**PAGE TEXT:**
|---|
That covers the absolute basics of your video equipment. Next, you need to know how to get the best out of your camera settings.
How to Optimize Your Smartphone Camera Settings to Create Quality Video
There are four main factors of your smartphone camera you need to consider: resolution, frame speed, lenses, and lighting.
Most smartphones can now shoot in at least 1080HD, and even 4K. But the clue is in the name: 4K will take up 4 times the storage space compared to HD video. When you’re just starting out, you’re short on storage, or you don’t plan to view the clip except on mobile, stick with HD! You only need to use 4K if you want to crop the video or show it on a larger screen.
You can adjust the frame speed on your smartphone camera to change the film quality or work with slow motion. The closest video quality to natural vision is 24 frames per second (fps) so you can usually just shoot in 24 or even 30fps. iPhones also offer a super slow motion setting so you can film at 120fps and slow the footage down even more. And if you want to hedge your bets, with the option to show the video at normal speed in slow motion, it’s safest to film at 30fps.
Flip your smartphone over and look at how many lenses it has on the back. For example, the iPhone 14 Pro has three lenses: standard (for normal filming), ultra-wide (for a wider field of view), and telephoto (for zooming in). That’s the gold standard. Anything from an iPhone 11 upwards will have both standard and ultra-wide lenses and many Android models offer these features, too. You can switch between lenses by adjusting your camera settings or simply by zooming in or out before you start filming. The only lens you should never use is the “selfie” lens on the front of your camera—it’s always lower quality than the standard lens. Instead, for selfie videos, flip your phone around and film yourself with the standard lens.
The biggest weakness of smartphone cameras is their lighting. They struggle in low light, which can include simply being indoors. You can spot videos with poor lighting by the grainy, murky quality. So you’ll have to give your camera a boost by setting up the right lighting. Use natural light whenever possible but don’t shine it directly at the camera. Stand near a window, or experiment with the right location outdoors. If you can’t manage that, it’s worth investing in a cheap studio light so you can brighten up your videos.
You should think about these settings every time you film a piece of video content.
Always ask yourself:
- Where will this clip be watched? Is it just for mobile or do I need to film a video that will look good on larger screens, too?
- How do I plan to edit this video? Do I need a higher frame rate so that I can slow it down?
- What am I focusing on in this video? Will a standard lens be adequate or do I need to try a different lens?
- Is the image clear enough? Do I need to change my location or my lighting?
How to Record Professional-Looking Video on a Smartphone
Your smartphone is charged and your settings are adjusted… You’re ready to film some amazing video content!
We’ll leave the content ideas and scripts up to you. But here are just a few tips that will really take your video quality to the next level.
|---|
**RAW DATA:**
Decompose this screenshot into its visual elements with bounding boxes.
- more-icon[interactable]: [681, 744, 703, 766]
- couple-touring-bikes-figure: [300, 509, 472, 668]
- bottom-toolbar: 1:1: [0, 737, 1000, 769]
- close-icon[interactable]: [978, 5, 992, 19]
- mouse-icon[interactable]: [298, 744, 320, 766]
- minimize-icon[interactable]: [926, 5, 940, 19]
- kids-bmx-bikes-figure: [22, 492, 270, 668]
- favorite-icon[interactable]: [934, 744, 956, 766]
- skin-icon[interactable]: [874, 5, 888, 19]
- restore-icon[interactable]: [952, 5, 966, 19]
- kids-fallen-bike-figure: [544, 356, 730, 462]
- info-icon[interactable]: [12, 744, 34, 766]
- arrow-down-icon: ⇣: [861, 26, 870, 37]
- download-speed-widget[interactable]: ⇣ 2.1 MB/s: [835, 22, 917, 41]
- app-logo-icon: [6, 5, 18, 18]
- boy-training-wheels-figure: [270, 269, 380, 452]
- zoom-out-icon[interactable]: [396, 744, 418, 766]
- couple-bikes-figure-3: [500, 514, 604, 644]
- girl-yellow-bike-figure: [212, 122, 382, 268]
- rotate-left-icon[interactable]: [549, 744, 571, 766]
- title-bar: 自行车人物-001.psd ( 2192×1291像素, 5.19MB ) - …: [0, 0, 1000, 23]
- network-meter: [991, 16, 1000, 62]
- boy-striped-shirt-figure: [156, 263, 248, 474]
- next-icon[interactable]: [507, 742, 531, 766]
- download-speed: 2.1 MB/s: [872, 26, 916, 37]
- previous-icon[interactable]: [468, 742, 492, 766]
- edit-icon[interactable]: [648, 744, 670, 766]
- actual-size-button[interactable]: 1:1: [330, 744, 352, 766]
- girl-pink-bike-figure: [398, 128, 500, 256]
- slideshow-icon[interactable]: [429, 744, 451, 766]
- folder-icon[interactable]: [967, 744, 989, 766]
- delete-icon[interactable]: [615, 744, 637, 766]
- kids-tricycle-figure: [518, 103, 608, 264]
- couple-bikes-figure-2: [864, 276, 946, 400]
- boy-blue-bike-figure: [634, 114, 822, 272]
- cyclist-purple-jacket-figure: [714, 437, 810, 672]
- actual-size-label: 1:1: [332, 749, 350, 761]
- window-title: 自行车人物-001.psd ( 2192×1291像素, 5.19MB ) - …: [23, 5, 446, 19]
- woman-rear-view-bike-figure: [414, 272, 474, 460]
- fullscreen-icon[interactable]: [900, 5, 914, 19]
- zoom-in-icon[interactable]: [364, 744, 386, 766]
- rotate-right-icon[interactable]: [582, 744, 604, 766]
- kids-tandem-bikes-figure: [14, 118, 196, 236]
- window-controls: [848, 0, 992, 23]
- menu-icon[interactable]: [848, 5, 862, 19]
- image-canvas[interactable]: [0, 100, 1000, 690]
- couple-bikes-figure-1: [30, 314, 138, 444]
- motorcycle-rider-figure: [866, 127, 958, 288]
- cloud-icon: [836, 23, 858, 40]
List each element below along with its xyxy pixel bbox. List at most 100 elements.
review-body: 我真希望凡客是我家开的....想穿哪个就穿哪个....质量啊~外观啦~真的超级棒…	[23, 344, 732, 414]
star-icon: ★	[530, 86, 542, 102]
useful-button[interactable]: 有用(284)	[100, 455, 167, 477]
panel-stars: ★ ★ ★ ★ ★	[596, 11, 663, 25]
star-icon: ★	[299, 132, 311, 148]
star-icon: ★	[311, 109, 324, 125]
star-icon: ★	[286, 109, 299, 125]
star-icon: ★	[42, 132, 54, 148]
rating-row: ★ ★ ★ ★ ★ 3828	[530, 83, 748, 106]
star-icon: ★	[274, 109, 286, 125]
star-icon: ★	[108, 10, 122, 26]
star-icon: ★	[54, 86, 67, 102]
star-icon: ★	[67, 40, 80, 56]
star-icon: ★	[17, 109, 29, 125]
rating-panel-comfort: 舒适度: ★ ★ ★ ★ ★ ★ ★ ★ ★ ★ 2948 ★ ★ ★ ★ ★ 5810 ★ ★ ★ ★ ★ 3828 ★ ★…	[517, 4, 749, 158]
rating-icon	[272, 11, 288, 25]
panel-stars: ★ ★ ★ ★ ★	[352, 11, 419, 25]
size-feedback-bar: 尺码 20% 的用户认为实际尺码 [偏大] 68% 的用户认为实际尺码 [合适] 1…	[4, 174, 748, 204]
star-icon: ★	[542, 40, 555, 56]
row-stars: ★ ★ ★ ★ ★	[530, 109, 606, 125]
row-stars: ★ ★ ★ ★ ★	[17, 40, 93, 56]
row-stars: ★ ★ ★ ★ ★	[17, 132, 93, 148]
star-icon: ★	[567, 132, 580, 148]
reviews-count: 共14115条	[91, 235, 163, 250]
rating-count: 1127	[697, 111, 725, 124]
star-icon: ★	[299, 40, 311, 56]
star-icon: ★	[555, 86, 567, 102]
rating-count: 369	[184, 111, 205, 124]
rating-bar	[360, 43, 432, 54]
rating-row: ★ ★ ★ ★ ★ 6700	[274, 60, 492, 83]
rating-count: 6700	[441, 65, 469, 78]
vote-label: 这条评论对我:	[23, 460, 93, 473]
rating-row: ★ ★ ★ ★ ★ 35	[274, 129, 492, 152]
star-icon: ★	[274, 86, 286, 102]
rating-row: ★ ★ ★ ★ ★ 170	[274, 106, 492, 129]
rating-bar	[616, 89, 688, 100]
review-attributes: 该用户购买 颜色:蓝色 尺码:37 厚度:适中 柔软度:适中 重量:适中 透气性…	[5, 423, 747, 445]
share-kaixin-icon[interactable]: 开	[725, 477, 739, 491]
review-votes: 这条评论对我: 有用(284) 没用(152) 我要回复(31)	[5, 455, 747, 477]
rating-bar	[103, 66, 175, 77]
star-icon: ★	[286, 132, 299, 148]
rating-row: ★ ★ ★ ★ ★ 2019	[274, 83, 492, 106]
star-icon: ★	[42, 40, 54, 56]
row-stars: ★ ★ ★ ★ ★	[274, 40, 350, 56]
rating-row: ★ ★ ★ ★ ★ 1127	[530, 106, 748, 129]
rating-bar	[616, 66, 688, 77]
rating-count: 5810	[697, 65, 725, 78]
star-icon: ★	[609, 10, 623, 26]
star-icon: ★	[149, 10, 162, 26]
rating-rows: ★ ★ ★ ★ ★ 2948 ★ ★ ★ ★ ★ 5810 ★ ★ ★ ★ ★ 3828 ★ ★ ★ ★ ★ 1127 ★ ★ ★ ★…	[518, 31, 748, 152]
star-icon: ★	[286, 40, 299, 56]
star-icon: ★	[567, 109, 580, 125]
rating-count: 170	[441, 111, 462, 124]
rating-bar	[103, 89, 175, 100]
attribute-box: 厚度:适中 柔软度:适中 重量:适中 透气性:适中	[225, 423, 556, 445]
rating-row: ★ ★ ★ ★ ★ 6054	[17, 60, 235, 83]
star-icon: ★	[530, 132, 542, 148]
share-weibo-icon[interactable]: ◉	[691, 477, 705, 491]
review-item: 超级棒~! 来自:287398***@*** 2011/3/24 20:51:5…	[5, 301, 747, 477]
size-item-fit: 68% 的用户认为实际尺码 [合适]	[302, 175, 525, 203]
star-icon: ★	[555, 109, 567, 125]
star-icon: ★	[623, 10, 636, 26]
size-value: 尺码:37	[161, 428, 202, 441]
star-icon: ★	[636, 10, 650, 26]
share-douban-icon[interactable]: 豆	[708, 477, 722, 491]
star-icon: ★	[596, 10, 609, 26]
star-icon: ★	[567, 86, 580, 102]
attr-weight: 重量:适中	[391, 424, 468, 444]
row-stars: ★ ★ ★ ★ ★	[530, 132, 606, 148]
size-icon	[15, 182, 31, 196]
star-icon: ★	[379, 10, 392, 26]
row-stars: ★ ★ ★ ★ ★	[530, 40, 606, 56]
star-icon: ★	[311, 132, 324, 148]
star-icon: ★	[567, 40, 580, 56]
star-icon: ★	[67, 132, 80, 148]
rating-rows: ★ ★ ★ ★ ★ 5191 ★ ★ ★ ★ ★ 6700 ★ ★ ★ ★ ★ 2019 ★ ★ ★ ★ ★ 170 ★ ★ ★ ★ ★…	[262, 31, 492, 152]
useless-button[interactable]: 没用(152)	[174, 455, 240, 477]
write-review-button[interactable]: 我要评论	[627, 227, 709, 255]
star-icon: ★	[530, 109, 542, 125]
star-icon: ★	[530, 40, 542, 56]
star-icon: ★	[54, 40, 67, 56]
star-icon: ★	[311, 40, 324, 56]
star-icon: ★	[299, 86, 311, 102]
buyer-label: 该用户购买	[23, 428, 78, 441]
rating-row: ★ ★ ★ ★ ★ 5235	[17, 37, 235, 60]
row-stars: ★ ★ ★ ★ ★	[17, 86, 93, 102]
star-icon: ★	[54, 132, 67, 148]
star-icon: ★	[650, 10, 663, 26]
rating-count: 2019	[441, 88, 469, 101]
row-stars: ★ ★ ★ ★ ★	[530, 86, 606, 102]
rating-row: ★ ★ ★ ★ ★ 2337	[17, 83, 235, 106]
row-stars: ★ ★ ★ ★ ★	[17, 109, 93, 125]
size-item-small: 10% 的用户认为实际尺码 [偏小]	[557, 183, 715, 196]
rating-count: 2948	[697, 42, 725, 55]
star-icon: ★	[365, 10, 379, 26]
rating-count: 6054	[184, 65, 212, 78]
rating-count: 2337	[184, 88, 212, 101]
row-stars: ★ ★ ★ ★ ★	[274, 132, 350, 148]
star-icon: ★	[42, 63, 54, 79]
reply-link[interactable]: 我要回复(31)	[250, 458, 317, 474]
|---|
**TASKS TO COMPLETE:**
1/ In the smartphone video guide, how much storage does 4K video take up compared to HD?
2/ Extend the smartphone video guide past its final sentence.
The records have nothing to do with what follows.

**RESULTS OF THE TASKS:**
1/ Four times the storage space of HD video.

2/
Fix Your Focus
Here’s something that really sets professional content apart from amateur clips: locking your focus and exposure.
This means telling your smartphone camera what the focal point of the video is, whether it’s the face of an interviewee or a product you want to showcase. Tap the focal point on your screen and hold it. Now, even if the camera moves around, it will keep that point in focus.
Most smartphone cameras have an autofocus setting. This is still useful in some very specific situations; for example, if you’re walking along outside and you know that the light levels will change around you. Then autofocus will help you maintain your focal point and adjust instantly to the light.
In almost every other situation, it’s best to lock the focus and exposure to get a consistent image.
Stabilize the Camera
Locking your focus takes care of what the camera sees and helps to keep the image stable.
But what if the camera itself is moving around?
Shaky, handheld video can be a fun dramatic effect. But most of the time—especially for marketing content—you probably want to keep things smooth and stable.
Here’s how to avoid shaky footage…
- The latest smartphone cameras have very good automatic stabilization. If you have one of these new models, you don’t need to do anything!
- If you’re moving around and your smartphone camera doesn’t have good stabilization, try the “ninja walk.” Bend your knees and move heel-toe, heel-toe. This minimizes the camera shake while you’re in motion.
- And if you’re really having trouble, invest in a gimbal. This is a camera stabilizer that you can even hold while you’re running or jumping! A gimbal can also be useful if you’re filming for long periods of time and you get physically tired.
Find Your Angles
The angle you use to film can make a big difference to the atmosphere and appearance of your videos. Little details like eyelines and eye contact make a big difference, too.
Before you start filming, think carefully about the angles you want to use. What mood do you want to create? Formal or casual? Personal or professional?
- To make something look big, dramatic, or scary, shoot from a low angle looking upwards.
- To make something look small or cute, shoot from a high angle looking down.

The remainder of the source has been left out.